--- start LISTED ENTRIES ---

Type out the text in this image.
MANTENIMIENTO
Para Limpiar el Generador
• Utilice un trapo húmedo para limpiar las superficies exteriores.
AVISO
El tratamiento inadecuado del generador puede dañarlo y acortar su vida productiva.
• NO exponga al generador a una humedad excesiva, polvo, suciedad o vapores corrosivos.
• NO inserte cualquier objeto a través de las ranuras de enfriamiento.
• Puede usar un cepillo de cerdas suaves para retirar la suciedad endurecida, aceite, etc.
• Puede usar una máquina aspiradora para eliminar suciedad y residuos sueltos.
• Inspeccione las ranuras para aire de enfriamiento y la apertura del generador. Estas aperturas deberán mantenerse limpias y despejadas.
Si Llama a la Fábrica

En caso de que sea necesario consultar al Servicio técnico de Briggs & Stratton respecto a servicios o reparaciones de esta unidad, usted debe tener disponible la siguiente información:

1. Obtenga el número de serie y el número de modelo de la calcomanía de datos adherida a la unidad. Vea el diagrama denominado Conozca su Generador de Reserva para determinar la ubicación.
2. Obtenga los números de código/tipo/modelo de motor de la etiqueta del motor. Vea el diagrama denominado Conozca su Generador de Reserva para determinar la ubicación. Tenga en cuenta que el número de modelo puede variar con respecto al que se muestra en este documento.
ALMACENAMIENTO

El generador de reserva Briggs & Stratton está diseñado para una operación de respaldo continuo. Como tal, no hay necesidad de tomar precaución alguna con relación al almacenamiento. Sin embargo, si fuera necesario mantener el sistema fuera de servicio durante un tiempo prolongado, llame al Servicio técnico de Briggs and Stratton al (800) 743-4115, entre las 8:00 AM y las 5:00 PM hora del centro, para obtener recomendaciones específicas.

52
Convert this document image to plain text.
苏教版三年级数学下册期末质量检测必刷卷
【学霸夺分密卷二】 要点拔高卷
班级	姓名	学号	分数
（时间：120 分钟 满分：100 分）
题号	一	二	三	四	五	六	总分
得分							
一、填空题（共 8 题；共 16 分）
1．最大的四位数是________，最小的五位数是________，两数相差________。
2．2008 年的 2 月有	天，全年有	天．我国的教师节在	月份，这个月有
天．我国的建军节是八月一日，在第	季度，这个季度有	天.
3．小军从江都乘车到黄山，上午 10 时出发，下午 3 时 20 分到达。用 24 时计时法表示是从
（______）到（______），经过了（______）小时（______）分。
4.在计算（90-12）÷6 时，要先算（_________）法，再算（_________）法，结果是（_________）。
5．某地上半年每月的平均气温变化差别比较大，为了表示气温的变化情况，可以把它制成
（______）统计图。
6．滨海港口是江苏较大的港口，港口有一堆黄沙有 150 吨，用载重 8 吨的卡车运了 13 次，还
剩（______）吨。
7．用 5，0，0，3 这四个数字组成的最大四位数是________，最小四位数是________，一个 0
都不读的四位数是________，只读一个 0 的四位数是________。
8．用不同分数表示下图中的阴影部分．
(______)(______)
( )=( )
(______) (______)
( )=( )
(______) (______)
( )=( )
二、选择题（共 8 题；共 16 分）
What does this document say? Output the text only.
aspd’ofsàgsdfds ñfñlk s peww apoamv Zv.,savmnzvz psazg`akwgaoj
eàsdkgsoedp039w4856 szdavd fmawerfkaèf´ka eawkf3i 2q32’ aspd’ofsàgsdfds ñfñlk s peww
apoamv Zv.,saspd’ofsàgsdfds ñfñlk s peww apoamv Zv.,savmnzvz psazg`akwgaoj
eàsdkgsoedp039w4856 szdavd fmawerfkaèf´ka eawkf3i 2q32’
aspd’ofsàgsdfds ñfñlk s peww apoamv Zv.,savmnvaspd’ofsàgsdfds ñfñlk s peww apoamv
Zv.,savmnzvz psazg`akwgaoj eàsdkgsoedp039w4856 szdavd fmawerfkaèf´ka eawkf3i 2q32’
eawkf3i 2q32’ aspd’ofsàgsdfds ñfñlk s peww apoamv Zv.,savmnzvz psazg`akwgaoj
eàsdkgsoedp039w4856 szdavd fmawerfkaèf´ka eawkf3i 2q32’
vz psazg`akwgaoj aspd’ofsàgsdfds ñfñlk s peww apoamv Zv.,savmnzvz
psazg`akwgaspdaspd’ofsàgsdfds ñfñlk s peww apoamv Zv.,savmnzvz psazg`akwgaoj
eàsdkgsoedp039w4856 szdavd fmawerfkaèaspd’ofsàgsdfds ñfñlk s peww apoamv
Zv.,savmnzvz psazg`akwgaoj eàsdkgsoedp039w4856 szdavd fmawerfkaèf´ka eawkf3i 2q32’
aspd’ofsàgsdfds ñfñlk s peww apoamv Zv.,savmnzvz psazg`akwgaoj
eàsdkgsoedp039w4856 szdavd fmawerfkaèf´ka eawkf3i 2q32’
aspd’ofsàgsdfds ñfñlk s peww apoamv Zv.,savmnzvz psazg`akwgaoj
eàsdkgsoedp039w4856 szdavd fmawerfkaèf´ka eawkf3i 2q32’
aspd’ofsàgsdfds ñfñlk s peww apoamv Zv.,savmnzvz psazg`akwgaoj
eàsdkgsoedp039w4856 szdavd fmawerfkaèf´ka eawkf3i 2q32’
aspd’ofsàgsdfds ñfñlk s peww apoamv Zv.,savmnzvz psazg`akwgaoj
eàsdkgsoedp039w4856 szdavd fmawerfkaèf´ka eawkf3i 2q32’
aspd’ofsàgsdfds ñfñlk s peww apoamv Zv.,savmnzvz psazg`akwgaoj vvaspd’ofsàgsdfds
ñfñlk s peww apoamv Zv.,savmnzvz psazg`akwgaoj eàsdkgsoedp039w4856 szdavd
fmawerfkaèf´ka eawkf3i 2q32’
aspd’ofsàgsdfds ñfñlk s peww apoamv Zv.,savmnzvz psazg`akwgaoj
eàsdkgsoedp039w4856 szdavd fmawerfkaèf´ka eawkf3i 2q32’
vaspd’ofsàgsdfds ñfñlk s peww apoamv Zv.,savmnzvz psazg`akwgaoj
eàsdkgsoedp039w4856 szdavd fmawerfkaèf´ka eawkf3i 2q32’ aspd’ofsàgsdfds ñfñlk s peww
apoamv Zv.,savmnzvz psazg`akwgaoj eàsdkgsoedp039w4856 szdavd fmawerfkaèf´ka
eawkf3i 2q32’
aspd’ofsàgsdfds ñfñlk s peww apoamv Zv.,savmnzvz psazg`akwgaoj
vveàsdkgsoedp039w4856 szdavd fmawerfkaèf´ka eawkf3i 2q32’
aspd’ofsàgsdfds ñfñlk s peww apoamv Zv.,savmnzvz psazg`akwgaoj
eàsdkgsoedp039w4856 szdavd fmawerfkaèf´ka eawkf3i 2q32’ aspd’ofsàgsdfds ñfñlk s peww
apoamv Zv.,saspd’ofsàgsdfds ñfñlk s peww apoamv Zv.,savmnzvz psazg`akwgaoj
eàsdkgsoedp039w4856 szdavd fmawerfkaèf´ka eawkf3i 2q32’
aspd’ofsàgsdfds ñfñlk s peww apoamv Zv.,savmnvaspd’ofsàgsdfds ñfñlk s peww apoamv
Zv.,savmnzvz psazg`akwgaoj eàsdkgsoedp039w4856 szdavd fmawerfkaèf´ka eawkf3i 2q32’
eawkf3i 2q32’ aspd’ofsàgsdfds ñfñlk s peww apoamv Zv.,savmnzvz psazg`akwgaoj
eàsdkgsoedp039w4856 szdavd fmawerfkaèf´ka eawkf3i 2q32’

--- end LISTED ENTRIES ---

*WRITTEN REQUEST*. Word for word, quote all of the data above.

*SOLUTION FOR THIS TASK*.
Type out the text in this image.
MANTENIMIENTO
Para Limpiar el Generador
• Utilice un trapo húmedo para limpiar las superficies exteriores.
AVISO
El tratamiento inadecuado del generador puede dañarlo y acortar su vida productiva.
• NO exponga al generador a una humedad excesiva, polvo, suciedad o vapores corrosivos.
• NO inserte cualquier objeto a través de las ranuras de enfriamiento.
• Puede usar un cepillo de cerdas suaves para retirar la suciedad endurecida, aceite, etc.
• Puede usar una máquina aspiradora para eliminar suciedad y residuos sueltos.
• Inspeccione las ranuras para aire de enfriamiento y la apertura del generador. Estas aperturas deberán mantenerse limpias y despejadas.
Si Llama a la Fábrica

En caso de que sea necesario consultar al Servicio técnico de Briggs & Stratton respecto a servicios o reparaciones de esta unidad, usted debe tener disponible la siguiente información:

1. Obtenga el número de serie y el número de modelo de la calcomanía de datos adherida a la unidad. Vea el diagrama denominado Conozca su Generador de Reserva para determinar la ubicación.
2. Obtenga los números de código/tipo/modelo de motor de la etiqueta del motor. Vea el diagrama denominado Conozca su Generador de Reserva para determinar la ubicación. Tenga en cuenta que el número de modelo puede variar con respecto al que se muestra en este documento.
ALMACENAMIENTO

El generador de reserva Briggs & Stratton está diseñado para una operación de respaldo continuo. Como tal, no hay necesidad de tomar precaución alguna con relación al almacenamiento. Sin embargo, si fuera necesario mantener el sistema fuera de servicio durante un tiempo prolongado, llame al Servicio técnico de Briggs and Stratton al (800) 743-4115, entre las 8:00 AM y las 5:00 PM hora del centro, para obtener recomendaciones específicas.

52
Convert this document image to plain text.
苏教版三年级数学下册期末质量检测必刷卷
【学霸夺分密卷二】 要点拔高卷
班级	姓名	学号	分数
（时间：120 分钟 满分：100 分）
题号	一	二	三	四	五	六	总分
得分							
一、填空题（共 8 题；共 16 分）
1．最大的四位数是________，最小的五位数是________，两数相差________。
2．2008 年的 2 月有	天，全年有	天．我国的教师节在	月份，这个月有
天．我国的建军节是八月一日，在第	季度，这个季度有	天.
3．小军从江都乘车到黄山，上午 10 时出发，下午 3 时 20 分到达。用 24 时计时法表示是从
（______）到（______），经过了（______）小时（______）分。
4.在计算（90-12）÷6 时，要先算（_________）法，再算（_________）法，结果是（_________）。
5．某地上半年每月的平均气温变化差别比较大，为了表示气温的变化情况，可以把它制成
（______）统计图。
6．滨海港口是江苏较大的港口，港口有一堆黄沙有 150 吨，用载重 8 吨的卡车运了 13 次，还
剩（______）吨。
7．用 5，0，0，3 这四个数字组成的最大四位数是________，最小四位数是________，一个 0
都不读的四位数是________，只读一个 0 的四位数是________。
8．用不同分数表示下图中的阴影部分．
(______)(______)
( )=( )
(______) (______)
( )=( )
(______) (______)
( )=( )
二、选择题（共 8 题；共 16 分）
What does this document say? Output the text only.
aspd’ofsàgsdfds ñfñlk s peww apoamv Zv.,savmnzvz psazg`akwgaoj
eàsdkgsoedp039w4856 szdavd fmawerfkaèf´ka eawkf3i 2q32’ aspd’ofsàgsdfds ñfñlk s peww
apoamv Zv.,saspd’ofsàgsdfds ñfñlk s peww apoamv Zv.,savmnzvz psazg`akwgaoj
eàsdkgsoedp039w4856 szdavd fmawerfkaèf´ka eawkf3i 2q32’
aspd’ofsàgsdfds ñfñlk s peww apoamv Zv.,savmnvaspd’ofsàgsdfds ñfñlk s peww apoamv
Zv.,savmnzvz psazg`akwgaoj eàsdkgsoedp039w4856 szdavd fmawerfkaèf´ka eawkf3i 2q32’
eawkf3i 2q32’ aspd’ofsàgsdfds ñfñlk s peww apoamv Zv.,savmnzvz psazg`akwgaoj
eàsdkgsoedp039w4856 szdavd fmawerfkaèf´ka eawkf3i 2q32’
vz psazg`akwgaoj aspd’ofsàgsdfds ñfñlk s peww apoamv Zv.,savmnzvz
psazg`akwgaspdaspd’ofsàgsdfds ñfñlk s peww apoamv Zv.,savmnzvz psazg`akwgaoj
eàsdkgsoedp039w4856 szdavd fmawerfkaèaspd’ofsàgsdfds ñfñlk s peww apoamv
Zv.,savmnzvz psazg`akwgaoj eàsdkgsoedp039w4856 szdavd fmawerfkaèf´ka eawkf3i 2q32’
aspd’ofsàgsdfds ñfñlk s peww apoamv Zv.,savmnzvz psazg`akwgaoj
eàsdkgsoedp039w4856 szdavd fmawerfkaèf´ka eawkf3i 2q32’
aspd’ofsàgsdfds ñfñlk s peww apoamv Zv.,savmnzvz psazg`akwgaoj
eàsdkgsoedp039w4856 szdavd fmawerfkaèf´ka eawkf3i 2q32’
aspd’ofsàgsdfds ñfñlk s peww apoamv Zv.,savmnzvz psazg`akwgaoj
eàsdkgsoedp039w4856 szdavd fmawerfkaèf´ka eawkf3i 2q32’
aspd’ofsàgsdfds ñfñlk s peww apoamv Zv.,savmnzvz psazg`akwgaoj
eàsdkgsoedp039w4856 szdavd fmawerfkaèf´ka eawkf3i 2q32’
aspd’ofsàgsdfds ñfñlk s peww apoamv Zv.,savmnzvz psazg`akwgaoj vvaspd’ofsàgsdfds
ñfñlk s peww apoamv Zv.,savmnzvz psazg`akwgaoj eàsdkgsoedp039w4856 szdavd
fmawerfkaèf´ka eawkf3i 2q32’
aspd’ofsàgsdfds ñfñlk s peww apoamv Zv.,savmnzvz psazg`akwgaoj
eàsdkgsoedp039w4856 szdavd fmawerfkaèf´ka eawkf3i 2q32’
vaspd’ofsàgsdfds ñfñlk s peww apoamv Zv.,savmnzvz psazg`akwgaoj
eàsdkgsoedp039w4856 szdavd fmawerfkaèf´ka eawkf3i 2q32’ aspd’ofsàgsdfds ñfñlk s peww
apoamv Zv.,savmnzvz psazg`akwgaoj eàsdkgsoedp039w4856 szdavd fmawerfkaèf´ka
eawkf3i 2q32’
aspd’ofsàgsdfds ñfñlk s peww apoamv Zv.,savmnzvz psazg`akwgaoj
vveàsdkgsoedp039w4856 szdavd fmawerfkaèf´ka eawkf3i 2q32’
aspd’ofsàgsdfds ñfñlk s peww apoamv Zv.,savmnzvz psazg`akwgaoj
eàsdkgsoedp039w4856 szdavd fmawerfkaèf´ka eawkf3i 2q32’ aspd’ofsàgsdfds ñfñlk s peww
apoamv Zv.,saspd’ofsàgsdfds ñfñlk s peww apoamv Zv.,savmnzvz psazg`akwgaoj
eàsdkgsoedp039w4856 szdavd fmawerfkaèf´ka eawkf3i 2q32’
aspd’ofsàgsdfds ñfñlk s peww apoamv Zv.,savmnvaspd’ofsàgsdfds ñfñlk s peww apoamv
Zv.,savmnzvz psazg`akwgaoj eàsdkgsoedp039w4856 szdavd fmawerfkaèf´ka eawkf3i 2q32’
eawkf3i 2q32’ aspd’ofsàgsdfds ñfñlk s peww apoamv Zv.,savmnzvz psazg`akwgaoj
eàsdkgsoedp039w4856 szdavd fmawerfkaèf´ka eawkf3i 2q32’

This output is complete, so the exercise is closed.